OBJECTIVE:
Go through the entries below and write each one out exactly.

SUPPLIED DATA:

• • • • •

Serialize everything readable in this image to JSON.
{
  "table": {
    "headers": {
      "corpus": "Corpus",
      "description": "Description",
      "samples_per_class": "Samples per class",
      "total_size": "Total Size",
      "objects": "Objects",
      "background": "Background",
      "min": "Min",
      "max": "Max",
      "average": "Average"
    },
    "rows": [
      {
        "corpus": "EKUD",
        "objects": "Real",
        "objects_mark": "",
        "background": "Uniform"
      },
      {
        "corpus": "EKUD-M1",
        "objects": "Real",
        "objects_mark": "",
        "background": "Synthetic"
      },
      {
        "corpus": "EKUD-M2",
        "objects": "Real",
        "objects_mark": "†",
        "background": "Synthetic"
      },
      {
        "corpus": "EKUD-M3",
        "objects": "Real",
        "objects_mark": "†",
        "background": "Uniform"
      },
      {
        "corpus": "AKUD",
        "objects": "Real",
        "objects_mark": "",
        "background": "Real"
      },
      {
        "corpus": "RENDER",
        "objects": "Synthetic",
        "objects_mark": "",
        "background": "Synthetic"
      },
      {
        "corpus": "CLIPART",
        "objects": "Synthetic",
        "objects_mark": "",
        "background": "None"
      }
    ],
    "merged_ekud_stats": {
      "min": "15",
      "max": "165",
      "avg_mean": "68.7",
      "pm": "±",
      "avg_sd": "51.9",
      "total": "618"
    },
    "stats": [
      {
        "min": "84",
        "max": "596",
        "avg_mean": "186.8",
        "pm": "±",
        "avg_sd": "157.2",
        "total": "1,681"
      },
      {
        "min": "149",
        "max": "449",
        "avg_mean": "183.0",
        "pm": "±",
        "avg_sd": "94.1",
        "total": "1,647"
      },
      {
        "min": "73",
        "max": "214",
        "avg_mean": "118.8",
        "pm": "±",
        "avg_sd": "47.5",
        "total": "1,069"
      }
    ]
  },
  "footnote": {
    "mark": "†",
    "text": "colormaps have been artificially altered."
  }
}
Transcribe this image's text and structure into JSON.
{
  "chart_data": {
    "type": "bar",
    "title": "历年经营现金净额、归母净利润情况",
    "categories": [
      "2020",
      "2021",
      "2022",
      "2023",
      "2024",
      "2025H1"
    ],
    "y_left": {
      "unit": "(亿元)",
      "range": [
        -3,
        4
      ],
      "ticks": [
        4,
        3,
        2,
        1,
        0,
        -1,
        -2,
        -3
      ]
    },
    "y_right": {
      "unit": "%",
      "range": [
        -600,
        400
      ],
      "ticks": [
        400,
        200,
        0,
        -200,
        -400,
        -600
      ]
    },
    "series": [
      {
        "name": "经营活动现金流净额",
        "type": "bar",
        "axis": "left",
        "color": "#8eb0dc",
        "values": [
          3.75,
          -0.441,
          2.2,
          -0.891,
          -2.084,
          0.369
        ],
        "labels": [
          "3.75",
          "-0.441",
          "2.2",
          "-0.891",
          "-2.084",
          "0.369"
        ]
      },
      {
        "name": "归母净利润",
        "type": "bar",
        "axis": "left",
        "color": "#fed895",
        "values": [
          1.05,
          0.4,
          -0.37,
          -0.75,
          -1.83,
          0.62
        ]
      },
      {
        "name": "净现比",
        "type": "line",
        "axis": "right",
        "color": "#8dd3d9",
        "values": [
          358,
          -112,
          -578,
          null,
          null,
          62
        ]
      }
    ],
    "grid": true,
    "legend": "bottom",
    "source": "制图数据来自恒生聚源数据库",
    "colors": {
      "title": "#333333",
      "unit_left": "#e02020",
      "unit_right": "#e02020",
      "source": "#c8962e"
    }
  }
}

• • • • •

FINISHED ANSWER:
Serialize everything readable in this image to JSON.
{
  "table": {
    "headers": {
      "corpus": "Corpus",
      "description": "Description",
      "samples_per_class": "Samples per class",
      "total_size": "Total Size",
      "objects": "Objects",
      "background": "Background",
      "min": "Min",
      "max": "Max",
      "average": "Average"
    },
    "rows": [
      {
        "corpus": "EKUD",
        "objects": "Real",
        "objects_mark": "",
        "background": "Uniform"
      },
      {
        "corpus": "EKUD-M1",
        "objects": "Real",
        "objects_mark": "",
        "background": "Synthetic"
      },
      {
        "corpus": "EKUD-M2",
        "objects": "Real",
        "objects_mark": "†",
        "background": "Synthetic"
      },
      {
        "corpus": "EKUD-M3",
        "objects": "Real",
        "objects_mark": "†",
        "background": "Uniform"
      },
      {
        "corpus": "AKUD",
        "objects": "Real",
        "objects_mark": "",
        "background": "Real"
      },
      {
        "corpus": "RENDER",
        "objects": "Synthetic",
        "objects_mark": "",
        "background": "Synthetic"
      },
      {
        "corpus": "CLIPART",
        "objects": "Synthetic",
        "objects_mark": "",
        "background": "None"
      }
    ],
    "merged_ekud_stats": {
      "min": "15",
      "max": "165",
      "avg_mean": "68.7",
      "pm": "±",
      "avg_sd": "51.9",
      "total": "618"
    },
    "stats": [
      {
        "min": "84",
        "max": "596",
        "avg_mean": "186.8",
        "pm": "±",
        "avg_sd": "157.2",
        "total": "1,681"
      },
      {
        "min": "149",
        "max": "449",
        "avg_mean": "183.0",
        "pm": "±",
        "avg_sd": "94.1",
        "total": "1,647"
      },
      {
        "min": "73",
        "max": "214",
        "avg_mean": "118.8",
        "pm": "±",
        "avg_sd": "47.5",
        "total": "1,069"
      }
    ]
  },
  "footnote": {
    "mark": "†",
    "text": "colormaps have been artificially altered."
  }
}
Transcribe this image's text and structure into JSON.
{
  "chart_data": {
    "type": "bar",
    "title": "历年经营现金净额、归母净利润情况",
    "categories": [
      "2020",
      "2021",
      "2022",
      "2023",
      "2024",
      "2025H1"
    ],
    "y_left": {
      "unit": "(亿元)",
      "range": [
        -3,
        4
      ],
      "ticks": [
        4,
        3,
        2,
        1,
        0,
        -1,
        -2,
        -3
      ]
    },
    "y_right": {
      "unit": "%",
      "range": [
        -600,
        400
      ],
      "ticks": [
        400,
        200,
        0,
        -200,
        -400,
        -600
      ]
    },
    "series": [
      {
        "name": "经营活动现金流净额",
        "type": "bar",
        "axis": "left",
        "color": "#8eb0dc",
        "values": [
          3.75,
          -0.441,
          2.2,
          -0.891,
          -2.084,
          0.369
        ],
        "labels": [
          "3.75",
          "-0.441",
          "2.2",
          "-0.891",
          "-2.084",
          "0.369"
        ]
      },
      {
        "name": "归母净利润",
        "type": "bar",
        "axis": "left",
        "color": "#fed895",
        "values": [
          1.05,
          0.4,
          -0.37,
          -0.75,
          -1.83,
          0.62
        ]
      },
      {
        "name": "净现比",
        "type": "line",
        "axis": "right",
        "color": "#8dd3d9",
        "values": [
          358,
          -112,
          -578,
          null,
          null,
          62
        ]
      }
    ],
    "grid": true,
    "legend": "bottom",
    "source": "制图数据来自恒生聚源数据库",
    "colors": {
      "title": "#333333",
      "unit_left": "#e02020",
      "unit_right": "#e02020",
      "source": "#c8962e"
    }
  }
}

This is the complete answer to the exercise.